• Task brief
Rewrite the lines below with every "Years" replaced by "Year", leaving everything else the same, and omit the pictures.

• The data

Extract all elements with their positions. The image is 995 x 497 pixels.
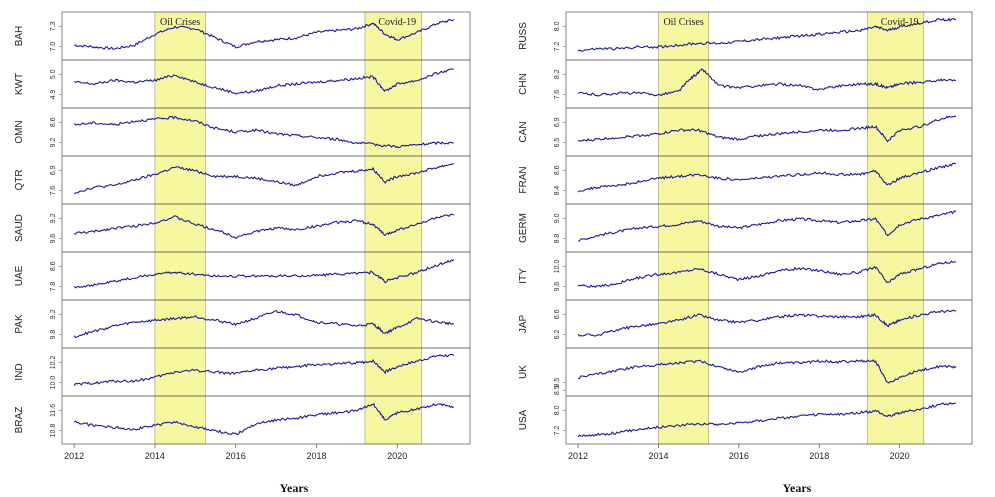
x-tick-label: 2012 bbox=[64, 451, 84, 461]
y-tick-label: 7.8 bbox=[50, 282, 57, 292]
x-tick-label: 2014 bbox=[145, 451, 165, 461]
x-tick-label: 2016 bbox=[226, 451, 246, 461]
y-tick-label: 6.5 bbox=[554, 138, 561, 148]
y-tick-label: 6.9 bbox=[554, 117, 561, 127]
y-tick-label: 6.6 bbox=[554, 309, 561, 319]
y-tick-label: 10.8 bbox=[50, 424, 57, 438]
panel-1: BAH 7.0 7.3 KWT 4.9 5.0 OMN 9.2 8.6 QTR 7.6 6.9 SAUD… bbox=[14, 11, 471, 495]
y-tick-label: 11.6 bbox=[50, 404, 57, 417]
band-label-covid-19: Covid-19 bbox=[881, 17, 919, 28]
series-label-pak: PAK bbox=[14, 314, 25, 334]
series-line-uk bbox=[577, 358, 957, 384]
series-line-ity bbox=[577, 260, 957, 289]
y-tick-label: 8.8 bbox=[554, 234, 561, 244]
x-tick-label: 2016 bbox=[729, 451, 749, 461]
series-label-can: CAN bbox=[518, 121, 529, 142]
y-tick-label: 9.2 bbox=[50, 309, 57, 319]
y-tick-label: 9.6 bbox=[50, 234, 57, 244]
y-tick-label: 4.9 bbox=[50, 90, 57, 100]
y-tick-label: 8.6 bbox=[50, 117, 57, 127]
x-tick-label: 2014 bbox=[648, 451, 668, 461]
series-line-kwt bbox=[73, 68, 454, 95]
series-line-usa bbox=[577, 401, 957, 438]
x-tick-label: 2020 bbox=[890, 451, 910, 461]
series-line-qtr bbox=[73, 163, 454, 195]
y-tick-label: 9.8 bbox=[50, 330, 57, 340]
y-tick-label: 8.4 bbox=[554, 186, 561, 196]
band-oil-crises bbox=[154, 11, 206, 445]
series-label-fran: FRAN bbox=[518, 166, 529, 193]
y-tick-label: 7.6 bbox=[554, 90, 561, 100]
series-label-bah: BAH bbox=[14, 26, 25, 47]
y-tick-label: 7.6 bbox=[50, 186, 57, 196]
series-label-usa: USA bbox=[518, 409, 529, 430]
series-line-saud bbox=[73, 213, 455, 239]
y-tick-label: 8.6 bbox=[50, 261, 57, 271]
series-label-uk: UK bbox=[518, 365, 529, 379]
series-line-fran bbox=[577, 162, 956, 193]
series-label-germ: GERM bbox=[518, 213, 529, 243]
y-tick-label: 10.2 bbox=[50, 355, 57, 369]
band-label-covid-19: Covid-19 bbox=[378, 17, 416, 28]
y-tick-label: 8.5 bbox=[554, 378, 561, 388]
row-usa: USA 7.2 8.0 8.5 bbox=[518, 385, 973, 445]
y-tick-label: 8.0 bbox=[554, 405, 561, 415]
row-braz: BRAZ 10.8 11.6 bbox=[14, 395, 471, 445]
y-tick-label: 7.2 bbox=[554, 426, 561, 436]
y-tick-label: 7.3 bbox=[50, 21, 57, 31]
series-line-russ bbox=[577, 17, 956, 52]
y-tick-label: 8.0 bbox=[554, 21, 561, 31]
series-label-uae: UAE bbox=[14, 265, 25, 286]
series-label-saud: SAUD bbox=[14, 214, 25, 242]
series-label-omn: OMN bbox=[14, 120, 25, 143]
y-tick-label: 6.2 bbox=[554, 330, 561, 340]
series-line-omn bbox=[73, 115, 454, 149]
y-tick-label: 8.6 bbox=[554, 165, 561, 175]
series-line-ind bbox=[73, 353, 455, 387]
y-tick-label: 7.0 bbox=[50, 42, 57, 52]
series-label-kwt: KWT bbox=[14, 73, 25, 95]
y-tick-label: 8.5 bbox=[554, 385, 561, 395]
series-line-chn bbox=[578, 68, 956, 97]
series-line-braz bbox=[73, 402, 454, 436]
panel-2: RUSS 7.2 8.0 CHN 7.6 8.2 CAN 6.5 6.9 FRAN 8.4 8.6 GE… bbox=[518, 11, 973, 495]
band-covid-19 bbox=[364, 11, 422, 445]
series-label-ind: IND bbox=[14, 363, 25, 380]
series-label-ity: ITY bbox=[518, 268, 529, 284]
x-tick-label: 2020 bbox=[387, 451, 407, 461]
y-tick-label: 7.2 bbox=[554, 42, 561, 52]
x-tick-label: 2018 bbox=[809, 451, 829, 461]
band-oil-crises bbox=[658, 11, 710, 445]
y-tick-label: 9.2 bbox=[50, 138, 57, 148]
series-label-chn: CHN bbox=[518, 73, 529, 95]
y-tick-label: 9.0 bbox=[554, 213, 561, 223]
series-line-can bbox=[577, 115, 957, 143]
y-tick-label: 5.0 bbox=[50, 69, 57, 79]
series-line-bah bbox=[74, 18, 455, 51]
row-kwt: KWT 4.9 5.0 bbox=[14, 59, 471, 109]
series-label-braz: BRAZ bbox=[14, 407, 25, 434]
band-label-oil-crises: Oil Crises bbox=[663, 17, 703, 28]
series-line-uae bbox=[73, 259, 455, 289]
y-tick-label: 10.0 bbox=[50, 376, 57, 390]
x-axis-label: Years bbox=[783, 481, 812, 495]
y-tick-label: 10.0 bbox=[554, 259, 561, 273]
series-line-pak bbox=[73, 309, 454, 339]
x-axis-label: Years bbox=[280, 481, 309, 495]
x-tick-label: 2012 bbox=[568, 451, 588, 461]
series-line-jap bbox=[577, 309, 957, 337]
series-label-qtr: QTR bbox=[14, 169, 25, 190]
series-label-jap: JAP bbox=[518, 315, 529, 334]
row-frame bbox=[565, 395, 973, 445]
y-tick-label: 8.2 bbox=[554, 69, 561, 79]
row-frame bbox=[61, 395, 471, 445]
x-tick-label: 2018 bbox=[306, 451, 326, 461]
y-tick-label: 6.9 bbox=[50, 165, 57, 175]
series-label-russ: RUSS bbox=[518, 22, 529, 50]
y-tick-label: 9.2 bbox=[50, 213, 57, 223]
y-tick-label: 9.6 bbox=[554, 282, 561, 292]
series-line-germ bbox=[577, 210, 957, 242]
band-label-oil-crises: Oil Crises bbox=[160, 17, 200, 28]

• Full response
Extract all elements with their positions. The image is 995 x 497 pixels.
x-tick-label: 2012 bbox=[64, 451, 84, 461]
y-tick-label: 7.8 bbox=[50, 282, 57, 292]
x-tick-label: 2014 bbox=[145, 451, 165, 461]
x-tick-label: 2016 bbox=[226, 451, 246, 461]
y-tick-label: 6.5 bbox=[554, 138, 561, 148]
y-tick-label: 6.9 bbox=[554, 117, 561, 127]
y-tick-label: 6.6 bbox=[554, 309, 561, 319]
y-tick-label: 10.8 bbox=[50, 424, 57, 438]
panel-1: BAH 7.0 7.3 KWT 4.9 5.0 OMN 9.2 8.6 QTR 7.6 6.9 SAUD… bbox=[14, 11, 471, 495]
y-tick-label: 11.6 bbox=[50, 404, 57, 417]
band-label-covid-19: Covid-19 bbox=[881, 17, 919, 28]
series-label-pak: PAK bbox=[14, 314, 25, 334]
series-line-uk bbox=[577, 358, 957, 384]
series-line-ity bbox=[577, 260, 957, 289]
y-tick-label: 8.8 bbox=[554, 234, 561, 244]
x-tick-label: 2016 bbox=[729, 451, 749, 461]
series-label-can: CAN bbox=[518, 121, 529, 142]
y-tick-label: 9.2 bbox=[50, 309, 57, 319]
y-tick-label: 9.6 bbox=[50, 234, 57, 244]
y-tick-label: 4.9 bbox=[50, 90, 57, 100]
y-tick-label: 8.6 bbox=[50, 117, 57, 127]
x-tick-label: 2014 bbox=[648, 451, 668, 461]
series-line-kwt bbox=[73, 68, 454, 95]
series-line-usa bbox=[577, 401, 957, 438]
x-tick-label: 2020 bbox=[890, 451, 910, 461]
series-line-qtr bbox=[73, 163, 454, 195]
y-tick-label: 9.8 bbox=[50, 330, 57, 340]
y-tick-label: 8.4 bbox=[554, 186, 561, 196]
band-oil-crises bbox=[154, 11, 206, 445]
series-label-fran: FRAN bbox=[518, 166, 529, 193]
y-tick-label: 7.6 bbox=[554, 90, 561, 100]
series-label-bah: BAH bbox=[14, 26, 25, 47]
y-tick-label: 7.6 bbox=[50, 186, 57, 196]
series-label-usa: USA bbox=[518, 409, 529, 430]
series-line-saud bbox=[73, 213, 455, 239]
y-tick-label: 8.6 bbox=[50, 261, 57, 271]
series-label-uk: UK bbox=[518, 365, 529, 379]
series-line-fran bbox=[577, 162, 956, 193]
series-label-germ: GERM bbox=[518, 213, 529, 243]
y-tick-label: 10.2 bbox=[50, 355, 57, 369]
band-label-covid-19: Covid-19 bbox=[378, 17, 416, 28]
y-tick-label: 8.5 bbox=[554, 378, 561, 388]
row-usa: USA 7.2 8.0 8.5 bbox=[518, 385, 973, 445]
y-tick-label: 8.0 bbox=[554, 405, 561, 415]
row-braz: BRAZ 10.8 11.6 bbox=[14, 395, 471, 445]
y-tick-label: 7.2 bbox=[554, 426, 561, 436]
y-tick-label: 7.3 bbox=[50, 21, 57, 31]
series-line-russ bbox=[577, 17, 956, 52]
y-tick-label: 8.0 bbox=[554, 21, 561, 31]
series-label-uae: UAE bbox=[14, 265, 25, 286]
series-label-saud: SAUD bbox=[14, 214, 25, 242]
series-label-omn: OMN bbox=[14, 120, 25, 143]
y-tick-label: 6.2 bbox=[554, 330, 561, 340]
series-line-omn bbox=[73, 115, 454, 149]
y-tick-label: 8.6 bbox=[554, 165, 561, 175]
series-line-ind bbox=[73, 353, 455, 387]
y-tick-label: 7.0 bbox=[50, 42, 57, 52]
series-label-kwt: KWT bbox=[14, 73, 25, 95]
y-tick-label: 8.5 bbox=[554, 385, 561, 395]
series-line-chn bbox=[578, 68, 956, 97]
series-line-braz bbox=[73, 402, 454, 436]
panel-2: RUSS 7.2 8.0 CHN 7.6 8.2 CAN 6.5 6.9 FRAN 8.4 8.6 GE… bbox=[518, 11, 973, 495]
band-covid-19 bbox=[364, 11, 422, 445]
series-label-ind: IND bbox=[14, 363, 25, 380]
series-label-ity: ITY bbox=[518, 268, 529, 284]
x-tick-label: 2020 bbox=[387, 451, 407, 461]
y-tick-label: 7.2 bbox=[554, 42, 561, 52]
x-tick-label: 2018 bbox=[809, 451, 829, 461]
band-oil-crises bbox=[658, 11, 710, 445]
y-tick-label: 9.2 bbox=[50, 138, 57, 148]
series-label-chn: CHN bbox=[518, 73, 529, 95]
y-tick-label: 9.0 bbox=[554, 213, 561, 223]
series-line-can bbox=[577, 115, 957, 143]
y-tick-label: 5.0 bbox=[50, 69, 57, 79]
series-line-bah bbox=[74, 18, 455, 51]
row-kwt: KWT 4.9 5.0 bbox=[14, 59, 471, 109]
series-label-braz: BRAZ bbox=[14, 407, 25, 434]
band-label-oil-crises: Oil Crises bbox=[663, 17, 703, 28]
series-line-uae bbox=[73, 259, 455, 289]
y-tick-label: 10.0 bbox=[50, 376, 57, 390]
x-axis-label: Year bbox=[783, 481, 812, 495]
y-tick-label: 10.0 bbox=[554, 259, 561, 273]
series-line-pak bbox=[73, 309, 454, 339]
x-axis-label: Year bbox=[280, 481, 309, 495]
x-tick-label: 2012 bbox=[568, 451, 588, 461]
series-line-jap bbox=[577, 309, 957, 337]
series-label-qtr: QTR bbox=[14, 169, 25, 190]
series-label-jap: JAP bbox=[518, 315, 529, 334]
row-frame bbox=[565, 395, 973, 445]
y-tick-label: 8.2 bbox=[554, 69, 561, 79]
row-frame bbox=[61, 395, 471, 445]
x-tick-label: 2018 bbox=[306, 451, 326, 461]
y-tick-label: 6.9 bbox=[50, 165, 57, 175]
series-label-russ: RUSS bbox=[518, 22, 529, 50]
y-tick-label: 9.2 bbox=[50, 213, 57, 223]
y-tick-label: 9.6 bbox=[554, 282, 561, 292]
series-line-germ bbox=[577, 210, 957, 242]
band-label-oil-crises: Oil Crises bbox=[160, 17, 200, 28]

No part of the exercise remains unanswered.